- _Quoted passage_:
I'm searching for an algorithm to remove exaggerated characters from a word.

I mean.
A sentence like this:
This is a verrrrryyyy goooood experience!
there are extra characters.
I want to preprocess and remove extra characters to This is a very good experience!
I know that is possible to do something like writing regex or everything to remove them.
But for words like good, buzzer, bazaar that have repeated characters, is there any other way to recognize which repeated word is not exaggerated?
Should I make a dictionary for them?

CodePudding user response：

As SimonN said there is no deterministic solution. But if you want to have some kind of matching (which is not perfect but gives decent results), you can use pyEnchant.

The following steps are performed:

1. check if the word is in the english dictionary via check()
2. remove all duplicated letters and perform another dictionary check
3. get suggestions via the suggest() function and use the first suggestion which contains the same letters as the original word

Here the code for this logic:

import enchant

def removeDuplicates(word):
    result = ""
    prevChar = ""
    for char in word:
        if prevChar == char:
            pass
        else:
            result  = char
        prevChar = char
    return result

def getWordsWithSameLetters(original, suggestions):
    oriLetters = "".join(dict.fromkeys(original))
    sameLetterWords = []
    for sug in suggestions:
        sugLetters = "".join(dict.fromkeys(sug))
        if oriLetters == sugLetters:
            sameLetterWords.append(sug)

    return sameLetterWords


d = enchant.Dict("en_US")

sentence = "This is a verrrrryyyy goooood experience froom schoooool"

for word in sentence.split():
    if d.check(word):
        print(word)
    elif d.check(removeDuplicates(word)):
        print(removeDuplicates(word))
    else:
        suggestions = d.suggest(removeDuplicates(word))
        matchingSug = getWordsWithSameLetters(word, suggestions)
        print(matchingSug[0])

The example input

This is a verrrrryyyy goooood experience froom schoooool

gives the following output (which also shows the mentioned issue in god/good):

This is a very god experience from school

CodePudding user response：

• Given a word word, you can remove all adjacent duplicates using ''.join(c for c,_ in groupby(word)).

- _The input_:

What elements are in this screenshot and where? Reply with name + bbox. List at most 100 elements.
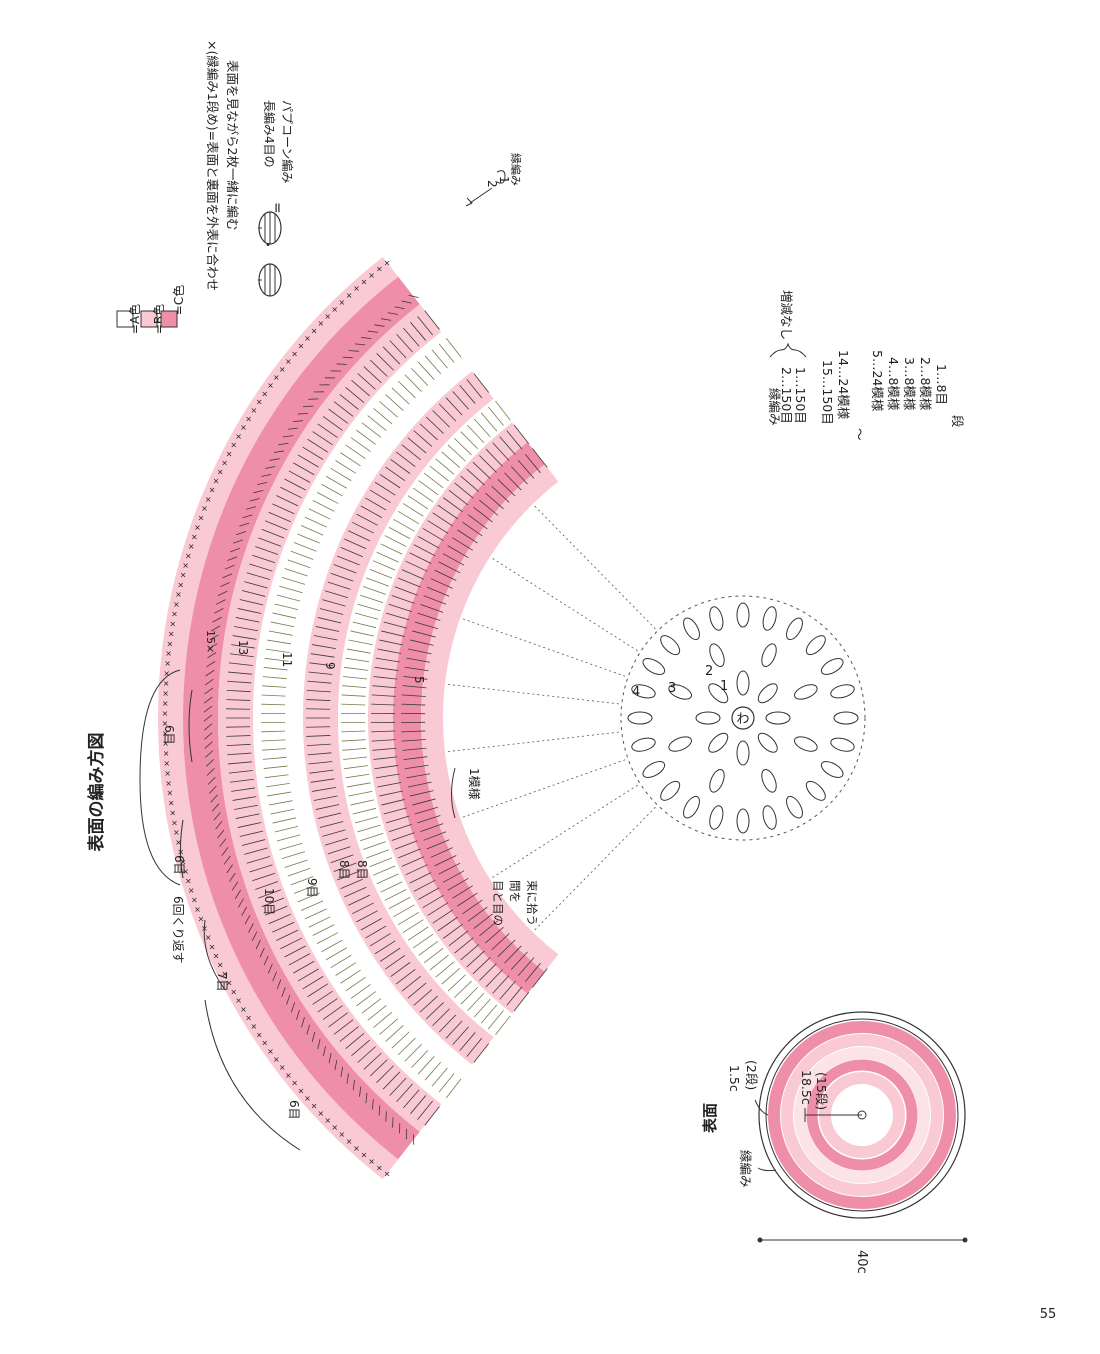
edge-stitch-x: ×	[361, 278, 368, 287]
eight-sts-a: 8目	[337, 860, 351, 880]
edge-stitch-x: ×	[188, 542, 195, 551]
popcorn-row2	[755, 681, 780, 706]
six-sts-mid: 6目	[172, 855, 186, 875]
edge-stitch-x: ×	[213, 476, 220, 485]
schematic-radius-rows: (15段)	[814, 1072, 829, 1110]
color-bands	[158, 257, 558, 1179]
edge-stitch-x: ×	[298, 342, 305, 351]
edge-note-line2: 表面を見ながら2枚一緒に編む	[225, 60, 240, 230]
popcorn-row2	[706, 730, 731, 755]
edge-stitch-x: ×	[368, 1157, 375, 1166]
row-5-label: 5	[412, 676, 426, 684]
popcorn-row4	[803, 778, 828, 803]
six-sts-bottom: 6目	[287, 1100, 301, 1120]
pick-up-line1: 目と目の	[491, 880, 505, 926]
six-sts-top: 6目	[162, 725, 176, 745]
popcorn-row4	[737, 603, 749, 627]
edge-stitch-x: ×	[168, 629, 175, 638]
row-13-label: 13	[236, 640, 250, 655]
table-body-2: 〜	[852, 428, 867, 441]
edge-stitch-x: ×	[209, 486, 216, 495]
edge-stitch-x: ×	[163, 679, 170, 688]
pickup-spoke	[490, 785, 638, 879]
ring-label: わ	[736, 712, 749, 727]
edge-stitch-x: ×	[273, 373, 280, 382]
edge-stitch-x: ×	[217, 467, 224, 476]
stitch-mark	[303, 406, 313, 407]
edge-stitch-x: ×	[198, 915, 205, 924]
popcorn-row4	[783, 794, 805, 821]
edge-stitch-x: ×	[221, 458, 228, 467]
table-body-4: 4…8模様	[886, 357, 901, 411]
edge-stitch-x: ×	[279, 365, 286, 374]
popcorn-row4	[680, 615, 702, 642]
edge-stitch-x: ×	[194, 523, 201, 532]
edge-stitch-x: ×	[165, 649, 172, 658]
edge-stitch-x: ×	[168, 799, 175, 808]
popcorn-icon-b	[258, 212, 281, 244]
edge-stitch-x: ×	[235, 996, 242, 1005]
pickup-spoke	[533, 504, 656, 629]
edge-stitch-x: ×	[163, 759, 170, 768]
stitch-mark	[306, 727, 330, 728]
edge-stitch-x: ×	[291, 349, 298, 358]
table-body-1: 14…24模様	[836, 350, 851, 420]
legend-label-c: =C色	[172, 285, 186, 315]
center-row-3: 3	[668, 681, 676, 696]
popcorn-label-line2: パプコーン編み	[280, 100, 295, 183]
popcorn-row3	[759, 642, 779, 669]
schematic: 表面 18.5c (15段) 1.5c (2段) 縁編み 40c	[701, 1012, 968, 1274]
table-body-3: 5…24模様	[870, 350, 885, 412]
edge-stitch-x: ×	[209, 942, 216, 951]
edge-stitch-x: ×	[169, 808, 176, 817]
edge-stitch-x: ×	[304, 334, 311, 343]
popcorn-equals: =	[269, 202, 285, 214]
pick-up-line3: 束に拾う	[525, 880, 539, 926]
popcorn-row4	[834, 712, 858, 724]
edge-stitch-x: ×	[191, 896, 198, 905]
edge-stitch-x: ×	[169, 620, 176, 629]
edge-row-2: 2	[485, 180, 499, 188]
edge-stitch-x: ×	[339, 298, 346, 307]
table-edge-row2: 2…150目	[779, 367, 794, 424]
edge-stitch-x: ×	[384, 259, 391, 268]
edge-stitch-x: ×	[173, 828, 180, 837]
edge-stitch-x: ×	[171, 610, 178, 619]
popcorn-row4	[657, 632, 682, 657]
popcorn-label-line1: 長編み4目の	[262, 100, 277, 168]
edge-stitch-x: ×	[361, 1150, 368, 1159]
pickup-spoke	[533, 807, 656, 932]
edge-stitch-x: ×	[164, 659, 171, 668]
center-row-2: 2	[705, 664, 713, 679]
popcorn-row2	[755, 730, 780, 755]
edge-stitch-x: ×	[318, 1109, 325, 1118]
popcorn-row3	[667, 734, 694, 754]
table-body-7: 1…8目	[934, 364, 949, 405]
center-row-1: 1	[720, 679, 728, 694]
row-15-label: 15×	[204, 630, 217, 653]
seven-sts: 7目	[215, 972, 229, 992]
edge-stitch-x: ×	[191, 532, 198, 541]
one-pattern: 1模様	[467, 768, 481, 800]
edge-stitch-x: ×	[230, 987, 237, 996]
schematic-title: 表面	[701, 1103, 719, 1133]
popcorn-row4	[761, 605, 779, 631]
stitch-mark	[306, 709, 330, 710]
edge-stitch-x: ×	[353, 1144, 360, 1153]
edge-stitch-x: ×	[194, 905, 201, 914]
pickup-spoke	[445, 732, 619, 752]
popcorn-row2	[766, 712, 790, 724]
center-row-4: 4	[632, 685, 640, 700]
edge-stitch-x: ×	[240, 423, 247, 432]
edge-stitch-x: ×	[164, 769, 171, 778]
popcorn-row4	[761, 804, 779, 830]
edge-stitch-x: ×	[166, 789, 173, 798]
legend-label-a: =A色	[128, 304, 142, 334]
edge-arrow	[470, 188, 492, 203]
repeat-six-times: 6回くり返す	[171, 896, 185, 964]
schematic-radius: 18.5c	[799, 1070, 814, 1105]
edge-stitch-x: ×	[311, 1101, 318, 1110]
popcorn-legend: ・ = 長編み4目の パプコーン編み	[258, 100, 295, 296]
popcorn-row4	[640, 758, 667, 780]
edge-stitch-x: ×	[376, 1163, 383, 1172]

- _Set task 1_:
Answer these questions about the thread, one per line:
(a) Which three words does the asker give as examples of words with repeated characters that are not exaggerated?
(b) Which library does the first reply suggest using?
(c) What output does the first reply's example input produce?
- _Set task 2_: Reproduce the entries word for word, starting at the line that contains "278, 368, 287]" and ending at the line that contains "350, 885, 412]", both lines included.
The thread and the entries come from separate, unrelated sources.

- _Task solution 1_:
(a) good, buzzer, bazaar
(b) pyEnchant
(c) This is a very god experience from school

- _Task solution 2_:
edge-stitch-x: ×	[361, 278, 368, 287]
eight-sts-a: 8目	[337, 860, 351, 880]
edge-stitch-x: ×	[188, 542, 195, 551]
popcorn-row2	[755, 681, 780, 706]
six-sts-mid: 6目	[172, 855, 186, 875]
edge-stitch-x: ×	[213, 476, 220, 485]
schematic-radius-rows: (15段)	[814, 1072, 829, 1110]
color-bands	[158, 257, 558, 1179]
edge-stitch-x: ×	[298, 342, 305, 351]
edge-note-line2: 表面を見ながら2枚一緒に編む	[225, 60, 240, 230]
popcorn-row2	[706, 730, 731, 755]
edge-stitch-x: ×	[368, 1157, 375, 1166]
row-5-label: 5	[412, 676, 426, 684]
popcorn-row4	[803, 778, 828, 803]
six-sts-bottom: 6目	[287, 1100, 301, 1120]
pick-up-line1: 目と目の	[491, 880, 505, 926]
six-sts-top: 6目	[162, 725, 176, 745]
popcorn-row4	[737, 603, 749, 627]
edge-stitch-x: ×	[168, 629, 175, 638]
row-13-label: 13	[236, 640, 250, 655]
table-body-2: 〜	[852, 428, 867, 441]
edge-stitch-x: ×	[209, 486, 216, 495]
edge-stitch-x: ×	[163, 679, 170, 688]
pickup-spoke	[490, 785, 638, 879]
ring-label: わ	[736, 712, 749, 727]
edge-stitch-x: ×	[273, 373, 280, 382]
edge-stitch-x: ×	[217, 467, 224, 476]
stitch-mark	[303, 406, 313, 407]
edge-stitch-x: ×	[198, 915, 205, 924]
popcorn-row4	[783, 794, 805, 821]
edge-stitch-x: ×	[221, 458, 228, 467]
table-body-4: 4…8模様	[886, 357, 901, 411]
edge-stitch-x: ×	[279, 365, 286, 374]
popcorn-row4	[680, 615, 702, 642]
edge-stitch-x: ×	[194, 523, 201, 532]
edge-stitch-x: ×	[165, 649, 172, 658]
edge-stitch-x: ×	[168, 799, 175, 808]
popcorn-icon-b	[258, 212, 281, 244]
edge-stitch-x: ×	[235, 996, 242, 1005]
pickup-spoke	[533, 504, 656, 629]
edge-stitch-x: ×	[163, 759, 170, 768]
stitch-mark	[306, 727, 330, 728]
edge-stitch-x: ×	[291, 349, 298, 358]
table-body-1: 14…24模様	[836, 350, 851, 420]
legend-label-c: =C色	[172, 285, 186, 315]
center-row-3: 3	[668, 681, 676, 696]
popcorn-label-line2: パプコーン編み	[280, 100, 295, 183]
popcorn-row3	[759, 642, 779, 669]
schematic: 表面 18.5c (15段) 1.5c (2段) 縁編み 40c	[701, 1012, 968, 1274]
table-body-3: 5…24模様	[870, 350, 885, 412]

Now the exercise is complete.